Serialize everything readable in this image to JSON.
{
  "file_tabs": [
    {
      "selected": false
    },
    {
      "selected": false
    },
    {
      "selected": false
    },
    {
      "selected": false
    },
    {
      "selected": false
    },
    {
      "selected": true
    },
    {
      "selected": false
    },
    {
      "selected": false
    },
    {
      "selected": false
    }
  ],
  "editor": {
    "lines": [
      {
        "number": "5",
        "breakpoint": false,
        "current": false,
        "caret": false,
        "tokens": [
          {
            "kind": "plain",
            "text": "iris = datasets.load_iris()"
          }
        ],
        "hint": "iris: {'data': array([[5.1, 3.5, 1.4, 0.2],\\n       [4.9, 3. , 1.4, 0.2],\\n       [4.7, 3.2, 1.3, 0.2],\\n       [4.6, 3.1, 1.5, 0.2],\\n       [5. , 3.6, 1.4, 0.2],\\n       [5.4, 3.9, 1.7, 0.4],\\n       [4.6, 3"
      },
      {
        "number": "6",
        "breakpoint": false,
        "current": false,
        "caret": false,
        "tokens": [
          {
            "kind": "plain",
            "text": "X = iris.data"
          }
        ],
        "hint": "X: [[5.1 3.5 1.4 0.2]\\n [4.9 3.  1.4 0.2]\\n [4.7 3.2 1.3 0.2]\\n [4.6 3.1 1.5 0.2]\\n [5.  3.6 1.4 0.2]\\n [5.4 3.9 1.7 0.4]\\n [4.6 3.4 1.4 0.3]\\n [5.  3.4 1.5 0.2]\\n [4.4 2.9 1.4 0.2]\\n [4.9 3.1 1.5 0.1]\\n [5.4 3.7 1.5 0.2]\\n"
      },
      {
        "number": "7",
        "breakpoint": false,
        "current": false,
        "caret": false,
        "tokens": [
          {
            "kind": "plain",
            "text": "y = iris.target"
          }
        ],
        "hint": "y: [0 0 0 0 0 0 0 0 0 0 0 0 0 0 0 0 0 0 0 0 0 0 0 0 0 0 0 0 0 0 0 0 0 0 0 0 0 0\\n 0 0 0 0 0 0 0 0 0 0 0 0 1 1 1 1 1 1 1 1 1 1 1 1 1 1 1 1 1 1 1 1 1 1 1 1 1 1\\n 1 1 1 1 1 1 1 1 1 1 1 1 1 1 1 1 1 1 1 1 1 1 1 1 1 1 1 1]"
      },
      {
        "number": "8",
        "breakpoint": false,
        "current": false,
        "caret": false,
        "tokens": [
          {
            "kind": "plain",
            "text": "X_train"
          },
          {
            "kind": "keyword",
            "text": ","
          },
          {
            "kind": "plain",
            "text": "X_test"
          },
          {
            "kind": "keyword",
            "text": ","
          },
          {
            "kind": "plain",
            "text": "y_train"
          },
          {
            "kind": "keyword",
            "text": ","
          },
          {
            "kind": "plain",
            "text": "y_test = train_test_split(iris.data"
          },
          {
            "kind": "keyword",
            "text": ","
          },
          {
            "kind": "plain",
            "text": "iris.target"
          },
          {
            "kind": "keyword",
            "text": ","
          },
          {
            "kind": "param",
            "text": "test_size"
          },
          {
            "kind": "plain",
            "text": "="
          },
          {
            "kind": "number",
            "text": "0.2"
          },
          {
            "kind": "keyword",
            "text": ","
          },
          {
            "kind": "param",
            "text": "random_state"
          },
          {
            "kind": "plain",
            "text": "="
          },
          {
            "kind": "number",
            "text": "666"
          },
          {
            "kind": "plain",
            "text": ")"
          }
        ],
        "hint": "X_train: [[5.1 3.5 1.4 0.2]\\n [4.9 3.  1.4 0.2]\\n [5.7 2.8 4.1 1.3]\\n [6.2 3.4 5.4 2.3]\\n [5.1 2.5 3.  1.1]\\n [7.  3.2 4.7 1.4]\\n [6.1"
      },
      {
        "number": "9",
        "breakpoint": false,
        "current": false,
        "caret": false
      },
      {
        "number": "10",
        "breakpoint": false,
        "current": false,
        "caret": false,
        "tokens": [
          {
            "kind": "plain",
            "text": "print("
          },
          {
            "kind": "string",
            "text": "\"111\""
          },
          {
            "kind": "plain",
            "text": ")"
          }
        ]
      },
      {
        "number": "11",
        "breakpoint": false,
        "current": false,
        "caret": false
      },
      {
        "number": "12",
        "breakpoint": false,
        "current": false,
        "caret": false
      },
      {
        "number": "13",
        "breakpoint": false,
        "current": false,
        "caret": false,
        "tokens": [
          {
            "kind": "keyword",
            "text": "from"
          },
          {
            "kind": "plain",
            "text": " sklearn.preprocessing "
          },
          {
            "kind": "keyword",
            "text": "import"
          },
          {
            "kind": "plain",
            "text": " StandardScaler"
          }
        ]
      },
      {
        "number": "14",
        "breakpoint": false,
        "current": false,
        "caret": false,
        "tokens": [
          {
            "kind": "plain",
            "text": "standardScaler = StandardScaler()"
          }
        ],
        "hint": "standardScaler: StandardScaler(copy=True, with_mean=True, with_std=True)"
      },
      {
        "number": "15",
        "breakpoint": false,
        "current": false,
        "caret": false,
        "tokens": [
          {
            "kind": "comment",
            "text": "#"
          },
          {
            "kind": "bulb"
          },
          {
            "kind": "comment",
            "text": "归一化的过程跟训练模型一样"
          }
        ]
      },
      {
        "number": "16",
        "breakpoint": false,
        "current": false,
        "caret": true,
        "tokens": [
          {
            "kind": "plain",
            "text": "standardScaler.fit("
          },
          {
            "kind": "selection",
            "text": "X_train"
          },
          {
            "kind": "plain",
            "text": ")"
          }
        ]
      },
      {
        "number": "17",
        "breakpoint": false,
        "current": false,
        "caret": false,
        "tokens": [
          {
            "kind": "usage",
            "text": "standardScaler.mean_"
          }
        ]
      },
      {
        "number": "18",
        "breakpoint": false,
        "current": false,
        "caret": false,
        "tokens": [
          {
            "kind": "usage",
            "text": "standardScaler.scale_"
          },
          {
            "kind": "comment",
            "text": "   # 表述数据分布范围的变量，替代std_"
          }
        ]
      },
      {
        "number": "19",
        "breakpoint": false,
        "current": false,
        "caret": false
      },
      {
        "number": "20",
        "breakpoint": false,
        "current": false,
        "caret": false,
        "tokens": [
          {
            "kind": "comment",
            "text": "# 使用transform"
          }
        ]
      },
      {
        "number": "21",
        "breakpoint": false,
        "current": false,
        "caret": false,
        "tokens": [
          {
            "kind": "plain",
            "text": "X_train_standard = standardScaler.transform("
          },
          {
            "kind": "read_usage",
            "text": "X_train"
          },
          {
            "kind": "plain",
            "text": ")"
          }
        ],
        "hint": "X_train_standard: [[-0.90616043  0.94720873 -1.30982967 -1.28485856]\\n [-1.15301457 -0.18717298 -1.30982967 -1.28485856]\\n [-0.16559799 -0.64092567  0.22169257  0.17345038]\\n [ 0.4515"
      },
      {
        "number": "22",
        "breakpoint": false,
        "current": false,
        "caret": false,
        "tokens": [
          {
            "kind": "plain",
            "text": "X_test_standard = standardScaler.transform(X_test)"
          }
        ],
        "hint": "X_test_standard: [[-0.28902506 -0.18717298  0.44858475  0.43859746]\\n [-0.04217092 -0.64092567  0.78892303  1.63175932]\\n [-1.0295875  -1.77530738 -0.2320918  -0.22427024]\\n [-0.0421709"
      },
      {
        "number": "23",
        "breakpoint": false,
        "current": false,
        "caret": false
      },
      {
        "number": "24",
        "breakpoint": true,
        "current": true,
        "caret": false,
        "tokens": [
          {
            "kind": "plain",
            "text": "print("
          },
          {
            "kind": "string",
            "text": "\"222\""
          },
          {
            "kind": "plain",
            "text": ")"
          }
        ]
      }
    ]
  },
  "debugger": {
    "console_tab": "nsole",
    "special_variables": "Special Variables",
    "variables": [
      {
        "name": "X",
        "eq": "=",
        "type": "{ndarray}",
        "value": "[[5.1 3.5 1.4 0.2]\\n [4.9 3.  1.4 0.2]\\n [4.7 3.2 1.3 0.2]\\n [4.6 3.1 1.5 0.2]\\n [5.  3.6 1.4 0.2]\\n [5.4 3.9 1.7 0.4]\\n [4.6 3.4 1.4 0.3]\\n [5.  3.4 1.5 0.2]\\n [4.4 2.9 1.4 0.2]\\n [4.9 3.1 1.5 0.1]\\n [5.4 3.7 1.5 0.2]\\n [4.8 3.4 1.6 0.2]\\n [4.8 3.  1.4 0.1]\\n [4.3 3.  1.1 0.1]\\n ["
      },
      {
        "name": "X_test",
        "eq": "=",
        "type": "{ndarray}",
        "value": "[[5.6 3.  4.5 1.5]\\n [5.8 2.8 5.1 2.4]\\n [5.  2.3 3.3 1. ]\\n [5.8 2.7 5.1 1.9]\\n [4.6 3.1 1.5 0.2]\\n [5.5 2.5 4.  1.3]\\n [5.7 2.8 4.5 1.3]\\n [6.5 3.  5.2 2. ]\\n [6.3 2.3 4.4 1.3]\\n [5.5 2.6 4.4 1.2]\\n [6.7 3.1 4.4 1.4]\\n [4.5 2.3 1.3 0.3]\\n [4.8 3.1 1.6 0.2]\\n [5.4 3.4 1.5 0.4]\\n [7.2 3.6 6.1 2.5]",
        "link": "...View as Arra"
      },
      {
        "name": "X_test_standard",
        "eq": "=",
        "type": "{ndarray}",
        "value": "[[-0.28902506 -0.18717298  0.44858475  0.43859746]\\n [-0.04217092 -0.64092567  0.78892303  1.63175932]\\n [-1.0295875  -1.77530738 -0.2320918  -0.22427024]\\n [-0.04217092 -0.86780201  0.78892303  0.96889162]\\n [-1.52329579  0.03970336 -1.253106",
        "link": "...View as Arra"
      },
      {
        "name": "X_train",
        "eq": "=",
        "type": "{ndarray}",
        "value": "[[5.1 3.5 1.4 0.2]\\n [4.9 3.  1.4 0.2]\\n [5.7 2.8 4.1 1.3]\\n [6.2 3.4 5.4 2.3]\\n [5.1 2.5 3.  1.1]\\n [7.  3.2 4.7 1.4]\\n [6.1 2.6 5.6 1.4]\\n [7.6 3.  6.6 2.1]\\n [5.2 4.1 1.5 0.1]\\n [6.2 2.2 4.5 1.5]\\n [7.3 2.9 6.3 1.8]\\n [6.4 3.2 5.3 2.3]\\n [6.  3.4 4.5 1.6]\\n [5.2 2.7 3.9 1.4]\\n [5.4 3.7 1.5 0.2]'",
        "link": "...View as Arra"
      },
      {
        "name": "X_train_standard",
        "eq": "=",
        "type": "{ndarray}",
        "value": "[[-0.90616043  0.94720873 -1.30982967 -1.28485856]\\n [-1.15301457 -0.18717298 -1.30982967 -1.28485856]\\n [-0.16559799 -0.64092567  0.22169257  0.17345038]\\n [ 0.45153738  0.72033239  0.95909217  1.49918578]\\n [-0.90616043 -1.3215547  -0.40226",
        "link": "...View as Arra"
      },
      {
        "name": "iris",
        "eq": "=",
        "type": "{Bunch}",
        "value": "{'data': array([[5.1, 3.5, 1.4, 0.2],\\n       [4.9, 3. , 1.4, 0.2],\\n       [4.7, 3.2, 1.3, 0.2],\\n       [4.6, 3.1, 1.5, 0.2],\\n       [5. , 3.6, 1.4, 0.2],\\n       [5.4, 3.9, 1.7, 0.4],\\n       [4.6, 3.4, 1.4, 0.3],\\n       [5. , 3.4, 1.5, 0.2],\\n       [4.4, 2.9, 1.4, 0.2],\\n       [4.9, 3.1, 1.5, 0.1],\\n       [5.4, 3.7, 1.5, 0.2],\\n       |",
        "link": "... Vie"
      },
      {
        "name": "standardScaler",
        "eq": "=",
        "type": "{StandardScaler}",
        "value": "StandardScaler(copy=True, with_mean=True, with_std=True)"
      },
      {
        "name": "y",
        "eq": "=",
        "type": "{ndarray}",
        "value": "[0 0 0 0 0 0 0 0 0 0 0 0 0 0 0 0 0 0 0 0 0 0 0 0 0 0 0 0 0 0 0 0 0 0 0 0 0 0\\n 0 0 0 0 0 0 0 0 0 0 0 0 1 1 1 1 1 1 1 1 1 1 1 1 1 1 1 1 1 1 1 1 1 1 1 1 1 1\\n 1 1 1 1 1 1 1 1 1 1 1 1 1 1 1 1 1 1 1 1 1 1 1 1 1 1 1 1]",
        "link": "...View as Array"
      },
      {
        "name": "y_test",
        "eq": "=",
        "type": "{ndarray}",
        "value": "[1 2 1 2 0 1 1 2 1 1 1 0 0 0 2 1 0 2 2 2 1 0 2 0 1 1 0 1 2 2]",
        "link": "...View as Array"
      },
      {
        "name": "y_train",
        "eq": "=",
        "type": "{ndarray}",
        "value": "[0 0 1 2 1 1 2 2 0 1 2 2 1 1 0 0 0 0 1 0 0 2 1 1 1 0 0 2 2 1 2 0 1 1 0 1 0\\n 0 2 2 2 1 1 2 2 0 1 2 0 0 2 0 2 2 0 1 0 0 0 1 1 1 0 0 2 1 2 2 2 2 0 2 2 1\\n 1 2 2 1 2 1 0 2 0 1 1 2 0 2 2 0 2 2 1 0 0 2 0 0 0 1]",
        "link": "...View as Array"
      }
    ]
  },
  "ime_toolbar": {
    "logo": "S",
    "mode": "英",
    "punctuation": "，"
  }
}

EXERCISE:
Locate the word "iris" in the records and collect each line it appears in.

FULL OUTPUT:
            "text": "iris = datasets.load_iris()"
        "hint": "iris: {'data': array([[5.1, 3.5, 1.4, 0.2],\\n       [4.9, 3. , 1.4, 0.2],\\n       [4.7, 3.2, 1.3, 0.2],\\n       [4.6, 3.1, 1.5, 0.2],\\n       [5. , 3.6, 1.4, 0.2],\\n       [5.4, 3.9, 1.7, 0.4],\\n       [4.6, 3"
            "text": "X = iris.data"
            "text": "y = iris.target"
            "text": "y_test = train_test_split(iris.data"
            "text": "iris.target"
        "name": "iris",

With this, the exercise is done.